=== DO THIS ===
Quote every line of the data below as it stands, omitting pictures.

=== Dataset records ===
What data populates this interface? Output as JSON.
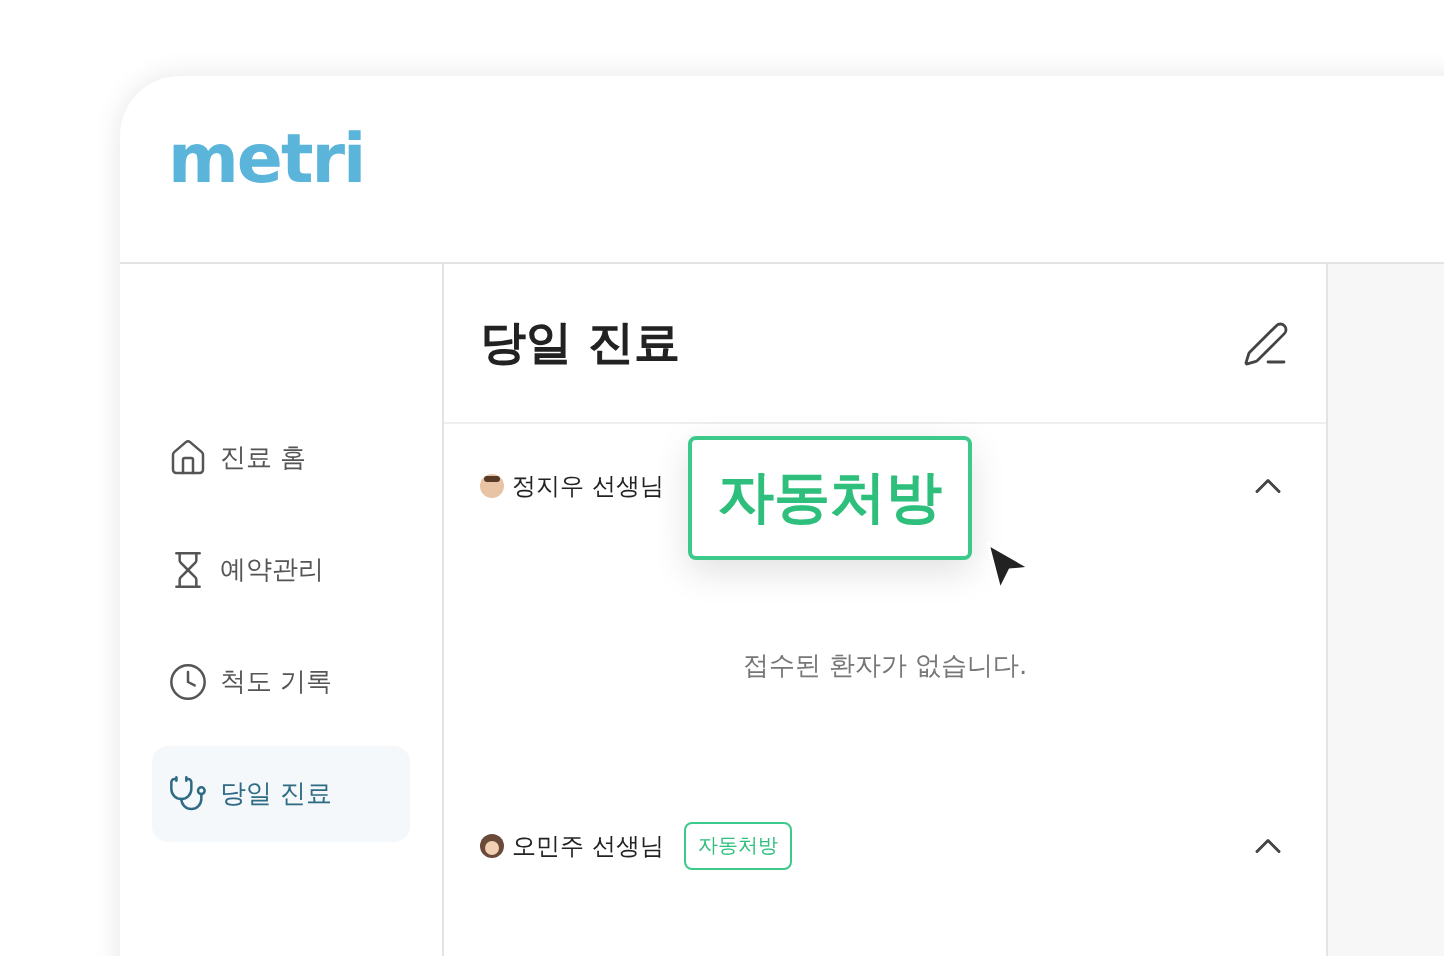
{
  "logo": "metri",
  "nav": [
    {
      "label": "진료 홈",
      "selected": false
    },
    {
      "label": "예약관리",
      "selected": false
    },
    {
      "label": "척도 기록",
      "selected": false
    },
    {
      "label": "당일 진료",
      "selected": true
    }
  ],
  "panel": {
    "title": "당일 진료"
  },
  "doctors": [
    {
      "name": "정지우 선생님",
      "expanded": true,
      "callout": "자동처방",
      "empty_message": "접수된 환자가 없습니다."
    },
    {
      "name": "오민주 선생님",
      "expanded": true,
      "badge": "자동처방"
    }
  ]
}
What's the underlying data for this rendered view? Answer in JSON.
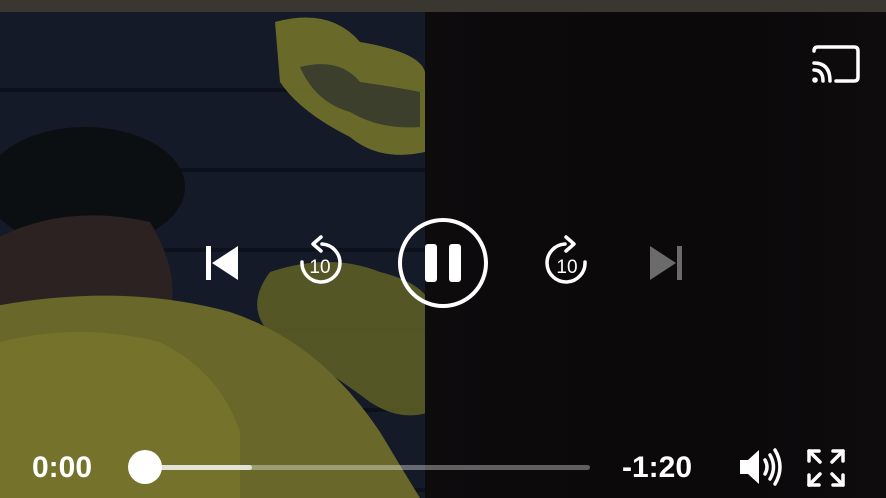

=== SOLUTION ===
What data populates this interface? Output as JSON.
{
  "logo": "metri",
  "nav": [
    {
      "label": "진료 홈",
      "selected": false
    },
    {
      "label": "예약관리",
      "selected": false
    },
    {
      "label": "척도 기록",
      "selected": false
    },
    {
      "label": "당일 진료",
      "selected": true
    }
  ],
  "panel": {
    "title": "당일 진료"
  },
  "doctors": [
    {
      "name": "정지우 선생님",
      "expanded": true,
      "callout": "자동처방",
      "empty_message": "접수된 환자가 없습니다."
    },
    {
      "name": "오민주 선생님",
      "expanded": true,
      "badge": "자동처방"
    }
  ]
}
What's the underlying data for this rendered view? Answer in JSON.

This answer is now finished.